◆ AIM OF THE TASK ◆
Tell me how many lines hold "name", please, using only the number.

— START OF RECORD EXTRACTS —

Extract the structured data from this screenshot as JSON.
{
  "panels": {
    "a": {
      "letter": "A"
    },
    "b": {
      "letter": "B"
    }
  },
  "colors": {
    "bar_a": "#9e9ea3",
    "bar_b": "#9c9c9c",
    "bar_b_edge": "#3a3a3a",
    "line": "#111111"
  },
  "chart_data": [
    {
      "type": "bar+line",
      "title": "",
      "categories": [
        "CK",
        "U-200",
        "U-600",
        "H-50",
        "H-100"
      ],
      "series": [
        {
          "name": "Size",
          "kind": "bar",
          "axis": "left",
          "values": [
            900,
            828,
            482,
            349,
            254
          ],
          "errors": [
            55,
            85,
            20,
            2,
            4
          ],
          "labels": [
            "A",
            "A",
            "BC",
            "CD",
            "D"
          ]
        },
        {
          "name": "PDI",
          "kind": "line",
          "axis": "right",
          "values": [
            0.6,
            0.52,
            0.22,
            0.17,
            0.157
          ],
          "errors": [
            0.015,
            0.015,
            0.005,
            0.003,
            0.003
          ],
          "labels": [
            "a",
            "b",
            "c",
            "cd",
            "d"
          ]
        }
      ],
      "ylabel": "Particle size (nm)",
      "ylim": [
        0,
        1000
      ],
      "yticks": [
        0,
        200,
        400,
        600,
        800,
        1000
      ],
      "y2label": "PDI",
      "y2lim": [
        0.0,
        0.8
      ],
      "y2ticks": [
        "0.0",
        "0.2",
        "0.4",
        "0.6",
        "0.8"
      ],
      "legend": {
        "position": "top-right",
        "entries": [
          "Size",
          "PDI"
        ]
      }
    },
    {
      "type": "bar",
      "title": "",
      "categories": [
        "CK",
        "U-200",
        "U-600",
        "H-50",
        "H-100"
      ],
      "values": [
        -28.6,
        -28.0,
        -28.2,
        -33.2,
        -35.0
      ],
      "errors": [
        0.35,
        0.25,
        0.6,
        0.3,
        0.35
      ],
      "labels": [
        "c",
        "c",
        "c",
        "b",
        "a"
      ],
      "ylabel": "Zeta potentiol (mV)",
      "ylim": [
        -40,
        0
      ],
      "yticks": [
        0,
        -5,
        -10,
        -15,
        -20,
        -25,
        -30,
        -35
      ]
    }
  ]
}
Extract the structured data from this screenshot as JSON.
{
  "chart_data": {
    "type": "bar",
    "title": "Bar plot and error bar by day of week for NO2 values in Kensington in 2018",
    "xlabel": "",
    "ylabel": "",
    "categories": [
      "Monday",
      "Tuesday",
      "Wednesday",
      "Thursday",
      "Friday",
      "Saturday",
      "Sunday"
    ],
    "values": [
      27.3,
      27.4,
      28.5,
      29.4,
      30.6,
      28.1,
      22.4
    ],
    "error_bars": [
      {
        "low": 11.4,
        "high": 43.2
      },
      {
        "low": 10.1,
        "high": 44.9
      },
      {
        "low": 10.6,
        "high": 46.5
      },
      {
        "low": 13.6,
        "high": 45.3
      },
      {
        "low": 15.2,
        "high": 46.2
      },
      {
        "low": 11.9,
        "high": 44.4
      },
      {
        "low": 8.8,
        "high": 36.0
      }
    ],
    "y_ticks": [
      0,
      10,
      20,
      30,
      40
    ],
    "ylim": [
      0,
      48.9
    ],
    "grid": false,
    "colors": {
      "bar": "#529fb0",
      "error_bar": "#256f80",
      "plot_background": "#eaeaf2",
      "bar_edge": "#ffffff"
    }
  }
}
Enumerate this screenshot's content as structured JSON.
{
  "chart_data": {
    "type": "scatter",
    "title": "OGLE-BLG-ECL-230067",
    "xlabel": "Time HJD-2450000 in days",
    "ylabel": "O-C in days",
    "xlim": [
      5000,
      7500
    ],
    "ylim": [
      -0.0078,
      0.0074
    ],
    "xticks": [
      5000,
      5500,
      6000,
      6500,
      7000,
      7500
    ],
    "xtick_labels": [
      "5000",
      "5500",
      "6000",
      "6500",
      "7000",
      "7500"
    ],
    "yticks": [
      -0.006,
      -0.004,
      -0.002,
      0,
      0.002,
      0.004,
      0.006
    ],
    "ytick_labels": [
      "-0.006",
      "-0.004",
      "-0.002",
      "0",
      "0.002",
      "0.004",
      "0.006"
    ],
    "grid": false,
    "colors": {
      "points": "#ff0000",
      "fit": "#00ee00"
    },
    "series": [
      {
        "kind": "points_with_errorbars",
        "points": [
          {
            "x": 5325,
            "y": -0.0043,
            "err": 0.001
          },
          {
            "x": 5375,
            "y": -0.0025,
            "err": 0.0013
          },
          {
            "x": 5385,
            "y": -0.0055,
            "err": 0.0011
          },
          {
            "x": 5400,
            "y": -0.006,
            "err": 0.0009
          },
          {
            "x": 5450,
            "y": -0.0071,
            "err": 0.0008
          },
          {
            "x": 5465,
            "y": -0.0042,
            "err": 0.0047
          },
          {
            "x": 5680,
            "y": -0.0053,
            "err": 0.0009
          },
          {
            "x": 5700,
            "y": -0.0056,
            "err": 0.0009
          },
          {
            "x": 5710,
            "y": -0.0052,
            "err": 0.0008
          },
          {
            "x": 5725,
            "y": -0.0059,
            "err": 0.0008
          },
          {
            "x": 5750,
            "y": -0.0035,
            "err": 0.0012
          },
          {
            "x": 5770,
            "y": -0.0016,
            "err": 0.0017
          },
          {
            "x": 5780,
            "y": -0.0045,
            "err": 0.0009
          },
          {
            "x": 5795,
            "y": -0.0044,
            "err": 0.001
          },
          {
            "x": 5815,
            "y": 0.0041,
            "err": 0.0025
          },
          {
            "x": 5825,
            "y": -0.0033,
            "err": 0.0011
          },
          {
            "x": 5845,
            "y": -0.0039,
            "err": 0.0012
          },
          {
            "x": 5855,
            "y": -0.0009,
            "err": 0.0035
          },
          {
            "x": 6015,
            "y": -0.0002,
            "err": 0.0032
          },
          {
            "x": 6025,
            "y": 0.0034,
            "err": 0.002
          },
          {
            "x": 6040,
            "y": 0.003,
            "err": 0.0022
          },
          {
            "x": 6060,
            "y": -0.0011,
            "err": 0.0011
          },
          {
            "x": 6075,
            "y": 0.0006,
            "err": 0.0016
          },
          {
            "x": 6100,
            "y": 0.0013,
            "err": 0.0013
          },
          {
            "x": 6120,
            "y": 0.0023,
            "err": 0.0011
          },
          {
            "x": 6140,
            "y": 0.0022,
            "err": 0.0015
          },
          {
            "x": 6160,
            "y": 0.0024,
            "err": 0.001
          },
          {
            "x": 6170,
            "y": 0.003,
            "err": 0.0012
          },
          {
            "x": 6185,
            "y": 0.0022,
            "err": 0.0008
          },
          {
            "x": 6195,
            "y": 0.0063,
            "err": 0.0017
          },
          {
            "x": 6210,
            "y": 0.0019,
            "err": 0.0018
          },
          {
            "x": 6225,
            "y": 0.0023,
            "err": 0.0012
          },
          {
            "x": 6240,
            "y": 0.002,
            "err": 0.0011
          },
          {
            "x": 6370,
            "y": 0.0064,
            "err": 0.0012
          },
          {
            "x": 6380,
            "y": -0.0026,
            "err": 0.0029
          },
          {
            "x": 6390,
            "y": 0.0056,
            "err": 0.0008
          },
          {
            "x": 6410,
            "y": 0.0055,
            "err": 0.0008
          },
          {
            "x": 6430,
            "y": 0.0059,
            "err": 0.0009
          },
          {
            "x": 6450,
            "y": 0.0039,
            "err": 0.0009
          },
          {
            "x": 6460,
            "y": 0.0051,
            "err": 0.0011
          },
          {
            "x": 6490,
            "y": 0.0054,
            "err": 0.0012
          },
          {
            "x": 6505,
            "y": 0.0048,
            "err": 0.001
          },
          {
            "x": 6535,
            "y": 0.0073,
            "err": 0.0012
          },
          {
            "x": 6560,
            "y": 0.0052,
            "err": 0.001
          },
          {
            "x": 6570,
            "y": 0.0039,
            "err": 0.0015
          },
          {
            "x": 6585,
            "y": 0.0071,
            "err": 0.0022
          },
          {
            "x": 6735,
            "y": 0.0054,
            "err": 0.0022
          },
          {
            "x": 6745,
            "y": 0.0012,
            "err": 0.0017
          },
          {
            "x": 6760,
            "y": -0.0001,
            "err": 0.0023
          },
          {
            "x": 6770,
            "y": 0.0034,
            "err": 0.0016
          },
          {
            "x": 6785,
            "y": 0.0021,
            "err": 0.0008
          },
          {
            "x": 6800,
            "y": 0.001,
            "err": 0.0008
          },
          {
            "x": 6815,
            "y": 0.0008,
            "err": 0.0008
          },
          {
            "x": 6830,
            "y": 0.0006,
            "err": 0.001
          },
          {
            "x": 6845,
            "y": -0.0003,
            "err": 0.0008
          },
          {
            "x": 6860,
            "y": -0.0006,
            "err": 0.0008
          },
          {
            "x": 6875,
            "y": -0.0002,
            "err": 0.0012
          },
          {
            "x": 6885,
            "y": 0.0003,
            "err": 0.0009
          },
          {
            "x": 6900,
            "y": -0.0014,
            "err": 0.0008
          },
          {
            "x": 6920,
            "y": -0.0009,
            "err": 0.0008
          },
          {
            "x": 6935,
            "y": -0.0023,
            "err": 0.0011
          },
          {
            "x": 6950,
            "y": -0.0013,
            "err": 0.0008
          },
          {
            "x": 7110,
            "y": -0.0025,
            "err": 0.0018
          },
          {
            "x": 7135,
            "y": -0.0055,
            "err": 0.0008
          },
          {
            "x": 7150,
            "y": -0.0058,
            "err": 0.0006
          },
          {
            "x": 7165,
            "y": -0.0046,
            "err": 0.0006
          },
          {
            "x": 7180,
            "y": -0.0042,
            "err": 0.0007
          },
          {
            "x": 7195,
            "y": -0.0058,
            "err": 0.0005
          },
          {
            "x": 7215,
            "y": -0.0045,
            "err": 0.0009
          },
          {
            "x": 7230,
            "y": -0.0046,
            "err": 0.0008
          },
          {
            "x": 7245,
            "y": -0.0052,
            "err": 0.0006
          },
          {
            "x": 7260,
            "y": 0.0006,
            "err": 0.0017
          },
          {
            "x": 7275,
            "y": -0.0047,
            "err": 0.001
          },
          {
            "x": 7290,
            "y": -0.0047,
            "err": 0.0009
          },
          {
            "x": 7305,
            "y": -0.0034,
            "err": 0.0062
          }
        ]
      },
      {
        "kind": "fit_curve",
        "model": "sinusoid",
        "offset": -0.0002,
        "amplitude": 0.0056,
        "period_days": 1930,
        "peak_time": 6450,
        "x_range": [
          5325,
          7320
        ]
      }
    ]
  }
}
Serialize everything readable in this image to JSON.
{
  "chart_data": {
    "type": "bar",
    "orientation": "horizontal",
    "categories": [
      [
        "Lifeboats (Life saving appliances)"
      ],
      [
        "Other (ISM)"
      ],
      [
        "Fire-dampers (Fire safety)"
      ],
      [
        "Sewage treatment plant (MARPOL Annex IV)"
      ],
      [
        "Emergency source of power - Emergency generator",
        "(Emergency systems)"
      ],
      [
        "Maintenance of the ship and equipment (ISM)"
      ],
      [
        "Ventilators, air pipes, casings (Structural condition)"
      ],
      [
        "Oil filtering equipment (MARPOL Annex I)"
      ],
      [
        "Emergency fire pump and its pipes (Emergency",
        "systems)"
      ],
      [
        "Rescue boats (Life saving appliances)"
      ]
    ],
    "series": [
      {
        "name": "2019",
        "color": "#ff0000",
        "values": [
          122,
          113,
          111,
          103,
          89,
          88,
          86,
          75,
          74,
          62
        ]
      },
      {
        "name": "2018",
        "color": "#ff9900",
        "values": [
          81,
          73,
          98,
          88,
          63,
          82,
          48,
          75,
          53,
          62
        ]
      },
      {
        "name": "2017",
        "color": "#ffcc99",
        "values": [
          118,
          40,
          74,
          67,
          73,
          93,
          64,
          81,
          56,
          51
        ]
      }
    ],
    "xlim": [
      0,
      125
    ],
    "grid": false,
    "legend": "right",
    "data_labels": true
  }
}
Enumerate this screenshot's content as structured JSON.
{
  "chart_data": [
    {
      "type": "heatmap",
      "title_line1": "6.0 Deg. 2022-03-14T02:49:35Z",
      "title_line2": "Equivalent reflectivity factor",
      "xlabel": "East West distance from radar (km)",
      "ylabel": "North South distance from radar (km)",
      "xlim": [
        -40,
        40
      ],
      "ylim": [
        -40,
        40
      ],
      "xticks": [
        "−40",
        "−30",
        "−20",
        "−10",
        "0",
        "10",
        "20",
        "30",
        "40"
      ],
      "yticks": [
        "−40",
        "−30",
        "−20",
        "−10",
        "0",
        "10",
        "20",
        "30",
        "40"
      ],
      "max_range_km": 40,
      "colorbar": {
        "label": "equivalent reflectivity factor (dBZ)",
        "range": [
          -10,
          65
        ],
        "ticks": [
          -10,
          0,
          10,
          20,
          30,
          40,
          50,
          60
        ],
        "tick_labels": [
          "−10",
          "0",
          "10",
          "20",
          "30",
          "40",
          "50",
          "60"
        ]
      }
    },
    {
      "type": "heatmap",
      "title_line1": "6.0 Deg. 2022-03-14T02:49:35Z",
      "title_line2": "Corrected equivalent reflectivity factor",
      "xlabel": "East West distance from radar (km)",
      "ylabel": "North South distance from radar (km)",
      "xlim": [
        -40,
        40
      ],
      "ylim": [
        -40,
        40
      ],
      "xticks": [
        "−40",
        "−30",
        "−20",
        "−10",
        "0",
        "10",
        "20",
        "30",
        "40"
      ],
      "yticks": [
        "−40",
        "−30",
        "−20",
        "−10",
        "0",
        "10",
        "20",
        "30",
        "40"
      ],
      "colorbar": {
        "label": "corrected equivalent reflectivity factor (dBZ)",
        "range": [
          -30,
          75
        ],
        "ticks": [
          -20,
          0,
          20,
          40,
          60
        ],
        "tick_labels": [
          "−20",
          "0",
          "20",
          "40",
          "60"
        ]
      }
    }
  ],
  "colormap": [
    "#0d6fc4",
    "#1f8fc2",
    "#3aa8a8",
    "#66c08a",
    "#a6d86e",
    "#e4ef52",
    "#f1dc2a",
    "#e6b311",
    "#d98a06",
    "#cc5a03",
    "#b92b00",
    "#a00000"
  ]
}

— END OF RECORD EXTRACTS —

◆ OUTPUT OF THE EXERCISE ◆
5